GIVEN EXERCISE A = What examples of a business's "personality" does the energy awareness text give?

TEXT PASSAGE =
Reduce business overheads with an Energy Awareness Campaign

Reduce business overheads with an Energy Awareness Campaign

It almost goes without saying, but I’m going to say it anyway: if you reduce the amount of energy your business uses, you’ll help to cut running costs. So, you want to get serious about reducing energy consumption? Well, there’s much more to it than simply getting an energy audit or purchasing more efficient equipment – as important as these things are. If you are looking to effectively boost energy efficiency, you’ll need to have your employees on board.

It’s crucial to engage with staff and make them aware of the energy they use every day. The simplest of behavioural changes can make a real difference, but people need to understand what is within their power to control. Understanding how much energy is currently being wasted by employees, and how much potential there is to save energy and money in specific terms, is the best way to keep people motivated.

Staff behaviours underpin the company culture. Good telephone habits, well presented employees and ‘right first time’ delivery are examples of the ‘personality’ of a business. They determine external perceptions. Energy efficiency awareness should also feature on this list of cultural norms. But just like the other factors which make up an organisation’s ‘personality’, a high degree of energy awareness will not materialise out of thin air. Individual behaviour will be driven by company behaviour and energy awareness campaigns are important.

TASK DATA =
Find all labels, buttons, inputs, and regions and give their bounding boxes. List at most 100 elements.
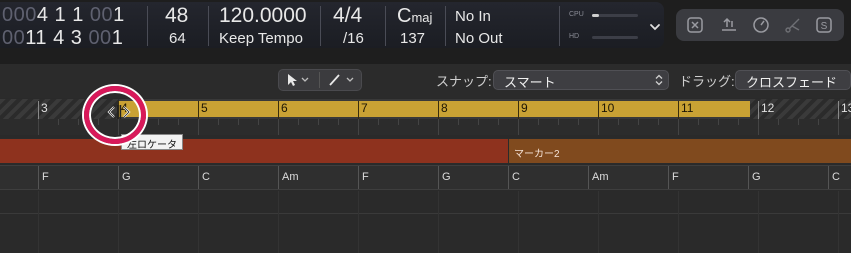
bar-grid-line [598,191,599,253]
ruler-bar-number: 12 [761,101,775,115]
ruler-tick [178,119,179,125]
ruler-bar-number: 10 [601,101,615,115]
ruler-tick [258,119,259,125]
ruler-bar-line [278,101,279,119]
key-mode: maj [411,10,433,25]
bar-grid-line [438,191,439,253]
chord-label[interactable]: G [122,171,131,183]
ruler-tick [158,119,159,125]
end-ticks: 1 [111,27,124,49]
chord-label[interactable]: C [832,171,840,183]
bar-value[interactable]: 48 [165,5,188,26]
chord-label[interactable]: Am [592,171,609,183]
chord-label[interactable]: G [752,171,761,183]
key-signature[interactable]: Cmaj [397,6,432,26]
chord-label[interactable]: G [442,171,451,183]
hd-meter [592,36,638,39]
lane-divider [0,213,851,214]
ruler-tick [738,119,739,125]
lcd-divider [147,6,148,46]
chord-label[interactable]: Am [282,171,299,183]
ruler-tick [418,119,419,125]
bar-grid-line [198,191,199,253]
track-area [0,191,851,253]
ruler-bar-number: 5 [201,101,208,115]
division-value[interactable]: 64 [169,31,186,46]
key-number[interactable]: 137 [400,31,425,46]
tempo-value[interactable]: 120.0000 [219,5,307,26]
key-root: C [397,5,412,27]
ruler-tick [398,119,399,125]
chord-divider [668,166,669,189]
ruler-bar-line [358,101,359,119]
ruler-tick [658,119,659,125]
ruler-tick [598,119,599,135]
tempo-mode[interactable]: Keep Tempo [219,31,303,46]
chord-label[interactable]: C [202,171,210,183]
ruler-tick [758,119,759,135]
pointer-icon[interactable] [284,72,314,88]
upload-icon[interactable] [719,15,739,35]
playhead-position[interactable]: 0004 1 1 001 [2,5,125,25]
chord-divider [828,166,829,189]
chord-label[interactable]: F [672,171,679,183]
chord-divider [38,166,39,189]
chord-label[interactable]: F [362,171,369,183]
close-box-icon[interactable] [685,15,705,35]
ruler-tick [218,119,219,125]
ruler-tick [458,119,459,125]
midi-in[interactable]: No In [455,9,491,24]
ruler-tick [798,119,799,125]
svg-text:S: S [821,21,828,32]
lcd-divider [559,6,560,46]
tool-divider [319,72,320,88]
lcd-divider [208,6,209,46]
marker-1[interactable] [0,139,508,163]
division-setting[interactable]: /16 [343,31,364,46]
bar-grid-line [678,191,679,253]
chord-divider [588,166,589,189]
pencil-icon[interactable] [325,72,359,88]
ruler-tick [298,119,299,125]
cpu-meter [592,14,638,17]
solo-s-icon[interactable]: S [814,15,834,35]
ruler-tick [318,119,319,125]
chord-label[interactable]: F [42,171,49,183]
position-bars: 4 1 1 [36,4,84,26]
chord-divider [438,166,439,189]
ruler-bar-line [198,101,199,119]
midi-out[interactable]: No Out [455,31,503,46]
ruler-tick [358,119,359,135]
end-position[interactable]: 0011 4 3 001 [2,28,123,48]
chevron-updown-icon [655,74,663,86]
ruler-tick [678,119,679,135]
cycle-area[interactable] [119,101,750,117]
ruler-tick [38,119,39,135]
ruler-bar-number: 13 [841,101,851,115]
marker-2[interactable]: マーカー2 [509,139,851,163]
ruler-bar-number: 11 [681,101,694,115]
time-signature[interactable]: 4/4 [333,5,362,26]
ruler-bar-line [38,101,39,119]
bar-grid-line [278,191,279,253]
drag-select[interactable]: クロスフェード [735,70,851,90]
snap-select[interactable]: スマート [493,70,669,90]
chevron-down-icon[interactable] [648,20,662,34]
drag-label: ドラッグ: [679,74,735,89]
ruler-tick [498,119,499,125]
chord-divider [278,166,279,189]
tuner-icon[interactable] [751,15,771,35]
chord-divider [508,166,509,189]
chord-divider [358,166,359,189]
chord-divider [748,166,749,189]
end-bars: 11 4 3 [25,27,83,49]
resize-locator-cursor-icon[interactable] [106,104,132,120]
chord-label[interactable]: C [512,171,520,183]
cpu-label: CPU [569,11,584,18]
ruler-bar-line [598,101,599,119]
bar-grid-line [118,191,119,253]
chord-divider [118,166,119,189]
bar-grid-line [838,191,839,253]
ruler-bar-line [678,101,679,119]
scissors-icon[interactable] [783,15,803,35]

==

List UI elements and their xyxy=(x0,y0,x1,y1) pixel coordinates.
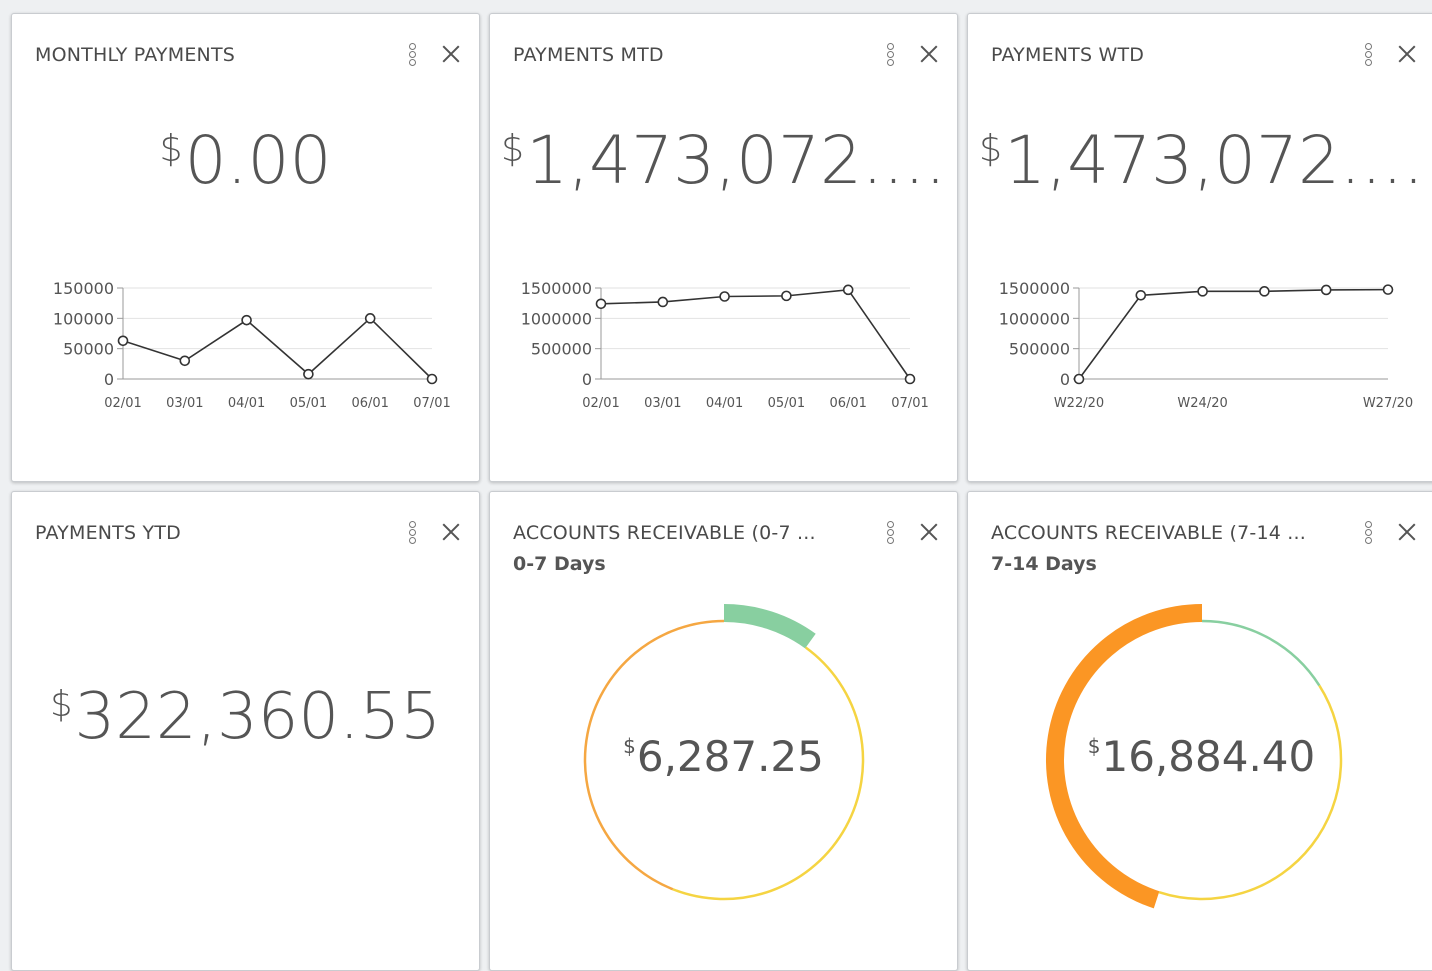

* * *

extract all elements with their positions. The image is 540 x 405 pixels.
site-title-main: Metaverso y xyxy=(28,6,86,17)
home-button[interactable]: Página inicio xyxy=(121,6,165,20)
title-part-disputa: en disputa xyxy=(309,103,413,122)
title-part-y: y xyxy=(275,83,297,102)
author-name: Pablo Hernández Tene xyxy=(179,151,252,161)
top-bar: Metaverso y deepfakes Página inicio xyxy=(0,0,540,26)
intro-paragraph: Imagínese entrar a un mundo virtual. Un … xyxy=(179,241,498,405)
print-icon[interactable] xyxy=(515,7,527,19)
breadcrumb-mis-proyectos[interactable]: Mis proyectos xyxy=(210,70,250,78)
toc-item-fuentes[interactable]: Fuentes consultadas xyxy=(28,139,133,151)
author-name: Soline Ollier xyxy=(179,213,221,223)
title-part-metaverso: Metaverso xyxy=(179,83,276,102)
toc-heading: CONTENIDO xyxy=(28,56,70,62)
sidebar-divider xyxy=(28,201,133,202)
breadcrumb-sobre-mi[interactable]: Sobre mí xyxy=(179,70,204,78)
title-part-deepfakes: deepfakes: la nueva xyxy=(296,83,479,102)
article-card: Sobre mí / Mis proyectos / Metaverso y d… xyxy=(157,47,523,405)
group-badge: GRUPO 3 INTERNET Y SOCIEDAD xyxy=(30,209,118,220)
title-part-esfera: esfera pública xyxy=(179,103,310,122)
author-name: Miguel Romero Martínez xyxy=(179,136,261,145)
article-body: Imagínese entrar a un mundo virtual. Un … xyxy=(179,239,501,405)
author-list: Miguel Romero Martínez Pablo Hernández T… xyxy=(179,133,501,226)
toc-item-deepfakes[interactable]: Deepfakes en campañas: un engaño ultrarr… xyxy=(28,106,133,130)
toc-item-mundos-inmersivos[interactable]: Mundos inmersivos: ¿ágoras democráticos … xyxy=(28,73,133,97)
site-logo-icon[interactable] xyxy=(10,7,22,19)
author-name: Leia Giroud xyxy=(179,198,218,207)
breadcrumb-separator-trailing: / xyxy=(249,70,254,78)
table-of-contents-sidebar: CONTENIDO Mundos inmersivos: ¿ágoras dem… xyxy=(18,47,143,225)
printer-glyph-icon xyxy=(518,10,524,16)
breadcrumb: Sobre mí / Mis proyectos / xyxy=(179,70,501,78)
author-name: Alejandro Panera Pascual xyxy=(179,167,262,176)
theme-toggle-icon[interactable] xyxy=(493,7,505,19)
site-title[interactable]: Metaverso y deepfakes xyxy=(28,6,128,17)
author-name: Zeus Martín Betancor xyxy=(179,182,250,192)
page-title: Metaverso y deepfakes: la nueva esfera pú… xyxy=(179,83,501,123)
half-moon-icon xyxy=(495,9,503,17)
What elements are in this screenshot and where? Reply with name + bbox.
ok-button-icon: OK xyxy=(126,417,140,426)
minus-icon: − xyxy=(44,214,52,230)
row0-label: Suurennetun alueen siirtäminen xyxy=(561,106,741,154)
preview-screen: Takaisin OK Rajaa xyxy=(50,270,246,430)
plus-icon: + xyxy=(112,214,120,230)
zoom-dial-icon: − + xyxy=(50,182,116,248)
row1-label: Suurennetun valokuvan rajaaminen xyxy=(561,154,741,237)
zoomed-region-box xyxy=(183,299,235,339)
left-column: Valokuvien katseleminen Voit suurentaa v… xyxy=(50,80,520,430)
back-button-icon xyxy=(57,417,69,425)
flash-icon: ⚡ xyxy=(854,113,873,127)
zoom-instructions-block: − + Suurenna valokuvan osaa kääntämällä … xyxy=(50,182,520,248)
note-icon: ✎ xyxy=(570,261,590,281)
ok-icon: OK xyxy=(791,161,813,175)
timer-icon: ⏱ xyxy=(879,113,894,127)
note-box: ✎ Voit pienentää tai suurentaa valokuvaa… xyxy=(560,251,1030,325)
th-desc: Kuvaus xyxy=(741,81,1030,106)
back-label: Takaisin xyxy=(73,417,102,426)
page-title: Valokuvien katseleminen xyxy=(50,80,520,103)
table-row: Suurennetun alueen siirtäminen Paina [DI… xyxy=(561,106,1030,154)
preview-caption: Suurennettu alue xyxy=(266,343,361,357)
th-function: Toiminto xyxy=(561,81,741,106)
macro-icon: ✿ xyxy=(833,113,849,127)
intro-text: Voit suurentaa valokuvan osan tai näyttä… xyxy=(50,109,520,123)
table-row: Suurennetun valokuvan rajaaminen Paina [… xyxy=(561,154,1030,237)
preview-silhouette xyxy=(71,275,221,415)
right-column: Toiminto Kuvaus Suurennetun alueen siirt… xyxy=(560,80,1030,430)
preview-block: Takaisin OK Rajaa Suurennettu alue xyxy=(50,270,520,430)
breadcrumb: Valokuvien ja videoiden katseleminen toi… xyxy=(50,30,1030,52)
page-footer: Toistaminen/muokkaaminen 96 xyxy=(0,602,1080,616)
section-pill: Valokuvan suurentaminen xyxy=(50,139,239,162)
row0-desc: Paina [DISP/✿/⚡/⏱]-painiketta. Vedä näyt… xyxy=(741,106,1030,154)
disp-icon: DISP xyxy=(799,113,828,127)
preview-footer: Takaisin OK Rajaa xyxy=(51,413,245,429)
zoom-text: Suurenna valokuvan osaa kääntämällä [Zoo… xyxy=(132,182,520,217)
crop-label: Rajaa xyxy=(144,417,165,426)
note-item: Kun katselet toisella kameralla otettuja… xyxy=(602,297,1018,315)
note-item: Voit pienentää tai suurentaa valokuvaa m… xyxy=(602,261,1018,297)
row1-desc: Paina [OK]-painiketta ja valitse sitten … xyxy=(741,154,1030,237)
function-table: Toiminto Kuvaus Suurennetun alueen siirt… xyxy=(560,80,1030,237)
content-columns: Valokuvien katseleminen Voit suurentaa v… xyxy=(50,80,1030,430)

GIVEN EXERCISE B = In the records, reproduce every line from the line containing "What elements are" to the line containing "preview-footer: Takaisin OK", including both of those lines.

FINISHED ANSWER A = Good telephone habits, well presented employees and "right first time" delivery.

FINISHED ANSWER B =
What elements are in this screenshot and where? Reply with name + bbox.
ok-button-icon: OK xyxy=(126,417,140,426)
minus-icon: − xyxy=(44,214,52,230)
row0-label: Suurennetun alueen siirtäminen xyxy=(561,106,741,154)
preview-screen: Takaisin OK Rajaa xyxy=(50,270,246,430)
plus-icon: + xyxy=(112,214,120,230)
zoom-dial-icon: − + xyxy=(50,182,116,248)
row1-label: Suurennetun valokuvan rajaaminen xyxy=(561,154,741,237)
zoomed-region-box xyxy=(183,299,235,339)
left-column: Valokuvien katseleminen Voit suurentaa v… xyxy=(50,80,520,430)
back-button-icon xyxy=(57,417,69,425)
flash-icon: ⚡ xyxy=(854,113,873,127)
zoom-instructions-block: − + Suurenna valokuvan osaa kääntämällä … xyxy=(50,182,520,248)
note-icon: ✎ xyxy=(570,261,590,281)
ok-icon: OK xyxy=(791,161,813,175)
timer-icon: ⏱ xyxy=(879,113,894,127)
note-box: ✎ Voit pienentää tai suurentaa valokuvaa… xyxy=(560,251,1030,325)
th-desc: Kuvaus xyxy=(741,81,1030,106)
back-label: Takaisin xyxy=(73,417,102,426)
page-title: Valokuvien katseleminen xyxy=(50,80,520,103)
table-row: Suurennetun alueen siirtäminen Paina [DI… xyxy=(561,106,1030,154)
preview-caption: Suurennettu alue xyxy=(266,343,361,357)
th-function: Toiminto xyxy=(561,81,741,106)
macro-icon: ✿ xyxy=(833,113,849,127)
intro-text: Voit suurentaa valokuvan osan tai näyttä… xyxy=(50,109,520,123)
table-row: Suurennetun valokuvan rajaaminen Paina [… xyxy=(561,154,1030,237)
preview-silhouette xyxy=(71,275,221,415)
right-column: Toiminto Kuvaus Suurennetun alueen siirt… xyxy=(560,80,1030,430)
preview-block: Takaisin OK Rajaa Suurennettu alue xyxy=(50,270,520,430)
breadcrumb: Valokuvien ja videoiden katseleminen toi… xyxy=(50,30,1030,52)
page-footer: Toistaminen/muokkaaminen 96 xyxy=(0,602,1080,616)
section-pill: Valokuvan suurentaminen xyxy=(50,139,239,162)
row0-desc: Paina [DISP/✿/⚡/⏱]-painiketta. Vedä näyt… xyxy=(741,106,1030,154)
disp-icon: DISP xyxy=(799,113,828,127)
preview-footer: Takaisin OK Rajaa xyxy=(51,413,245,429)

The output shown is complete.